======== DATA RECORDS

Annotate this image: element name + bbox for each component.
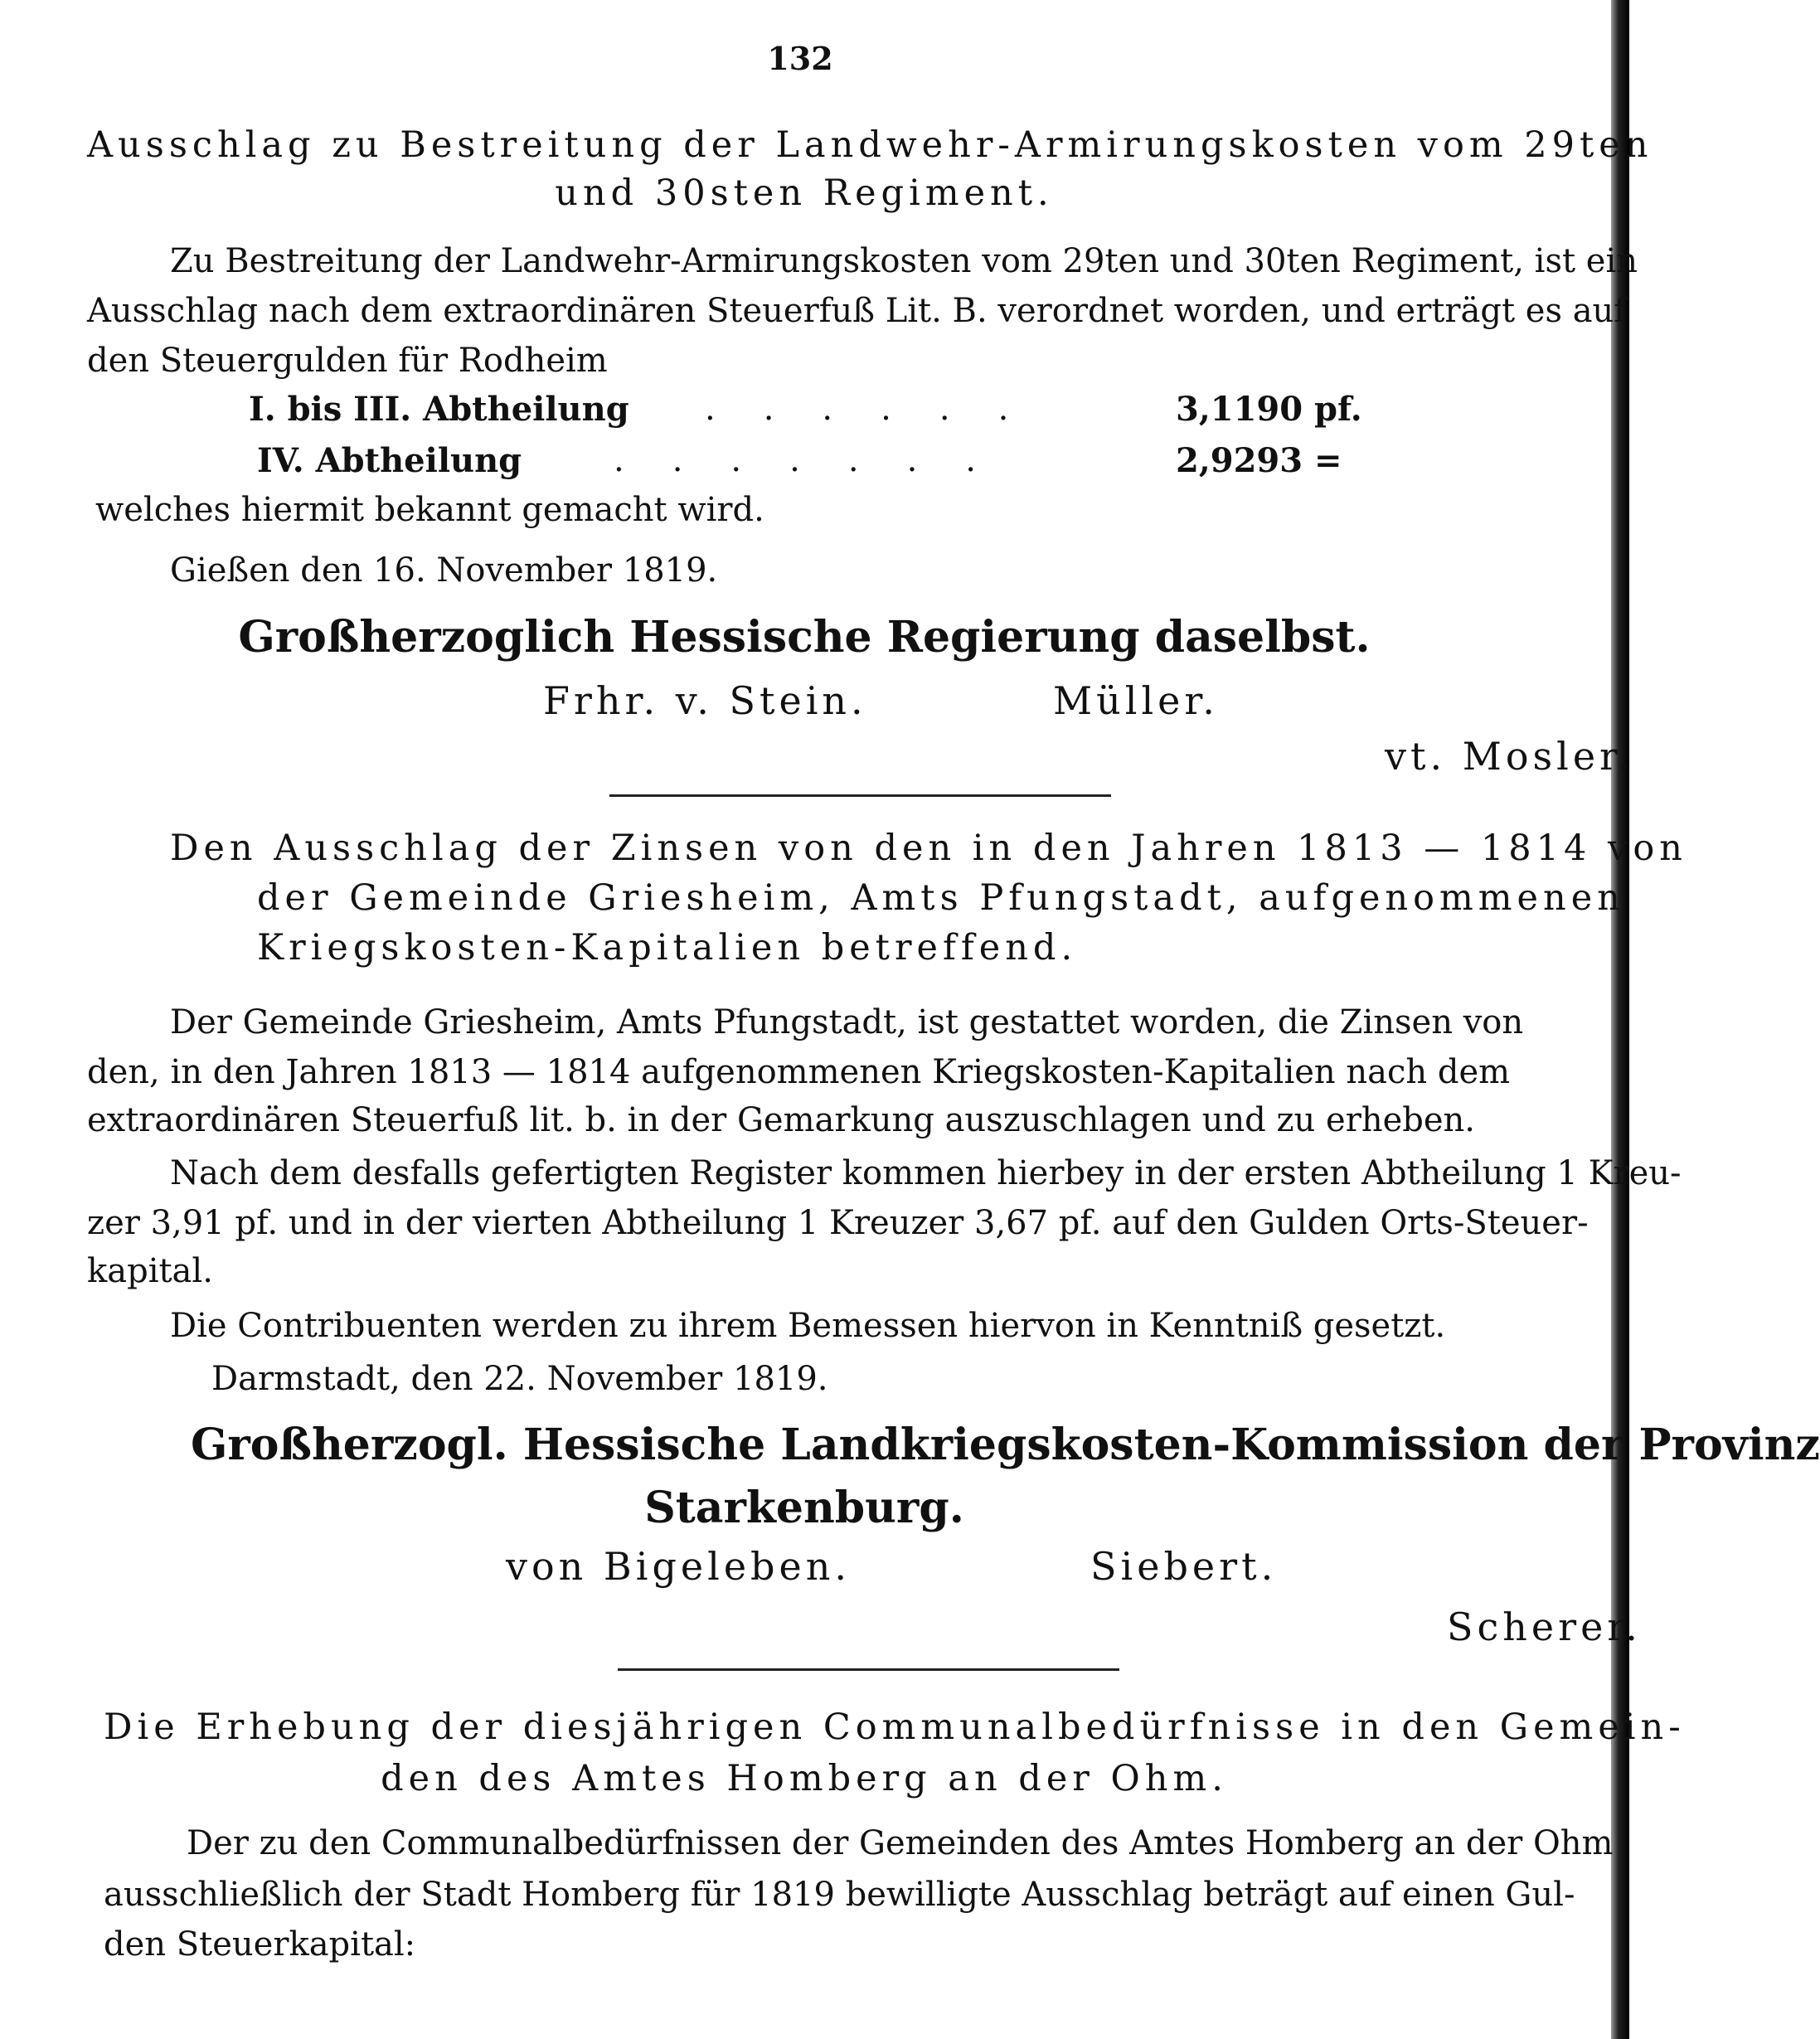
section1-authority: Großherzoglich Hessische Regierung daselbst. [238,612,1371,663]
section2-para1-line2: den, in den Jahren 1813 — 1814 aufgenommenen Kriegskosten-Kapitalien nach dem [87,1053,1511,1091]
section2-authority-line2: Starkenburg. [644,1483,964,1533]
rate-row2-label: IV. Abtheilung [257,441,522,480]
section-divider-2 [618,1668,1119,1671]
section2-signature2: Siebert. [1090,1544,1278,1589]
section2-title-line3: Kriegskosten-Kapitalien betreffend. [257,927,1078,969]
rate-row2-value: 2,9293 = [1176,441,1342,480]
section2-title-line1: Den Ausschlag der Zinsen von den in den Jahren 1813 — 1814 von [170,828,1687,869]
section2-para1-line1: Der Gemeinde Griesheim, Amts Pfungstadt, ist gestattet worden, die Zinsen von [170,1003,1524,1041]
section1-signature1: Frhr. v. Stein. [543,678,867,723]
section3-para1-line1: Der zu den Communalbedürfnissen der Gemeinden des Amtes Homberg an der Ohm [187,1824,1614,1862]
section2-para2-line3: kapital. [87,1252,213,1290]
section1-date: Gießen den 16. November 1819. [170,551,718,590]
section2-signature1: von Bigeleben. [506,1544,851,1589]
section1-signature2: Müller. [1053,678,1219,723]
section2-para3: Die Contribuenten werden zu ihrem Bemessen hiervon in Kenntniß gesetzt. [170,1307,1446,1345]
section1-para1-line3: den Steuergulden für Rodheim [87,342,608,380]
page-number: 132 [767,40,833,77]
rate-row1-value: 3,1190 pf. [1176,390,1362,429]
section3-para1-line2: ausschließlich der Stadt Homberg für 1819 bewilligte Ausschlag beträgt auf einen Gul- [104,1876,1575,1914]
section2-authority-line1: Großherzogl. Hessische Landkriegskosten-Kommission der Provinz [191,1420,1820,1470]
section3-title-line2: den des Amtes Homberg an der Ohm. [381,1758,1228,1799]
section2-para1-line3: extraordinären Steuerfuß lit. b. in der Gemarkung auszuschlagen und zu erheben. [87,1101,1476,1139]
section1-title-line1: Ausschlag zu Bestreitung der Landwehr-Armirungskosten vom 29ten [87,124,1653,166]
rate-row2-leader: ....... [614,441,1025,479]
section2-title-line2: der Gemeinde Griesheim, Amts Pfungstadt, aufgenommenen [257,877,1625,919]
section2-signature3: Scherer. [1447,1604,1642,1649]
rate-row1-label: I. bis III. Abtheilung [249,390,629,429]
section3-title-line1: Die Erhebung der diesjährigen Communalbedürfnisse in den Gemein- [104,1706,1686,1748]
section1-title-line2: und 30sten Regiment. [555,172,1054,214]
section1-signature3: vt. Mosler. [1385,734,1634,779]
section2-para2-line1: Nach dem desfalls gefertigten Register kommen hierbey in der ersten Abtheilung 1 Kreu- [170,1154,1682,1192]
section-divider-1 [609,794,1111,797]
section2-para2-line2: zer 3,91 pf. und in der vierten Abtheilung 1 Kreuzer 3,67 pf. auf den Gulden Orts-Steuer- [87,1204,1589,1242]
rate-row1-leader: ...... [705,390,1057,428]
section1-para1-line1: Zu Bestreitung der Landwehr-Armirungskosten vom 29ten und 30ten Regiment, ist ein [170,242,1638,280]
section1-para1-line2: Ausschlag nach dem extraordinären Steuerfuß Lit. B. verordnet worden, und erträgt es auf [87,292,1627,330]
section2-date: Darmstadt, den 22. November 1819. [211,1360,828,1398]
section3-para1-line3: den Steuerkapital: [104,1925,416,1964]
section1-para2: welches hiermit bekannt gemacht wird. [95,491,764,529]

================

__EXERCISE OBJECTIVE__:
Sift through the entries and copy every line with "Amtes".

__ANSWER TO THIS TASK__:
section3-para1-line1: Der zu den Communalbedürfnissen der Gemeinden des Amtes Homberg an der Ohm [187,1824,1614,1862]
section3-title-line2: den des Amtes Homberg an der Ohm. [381,1758,1228,1799]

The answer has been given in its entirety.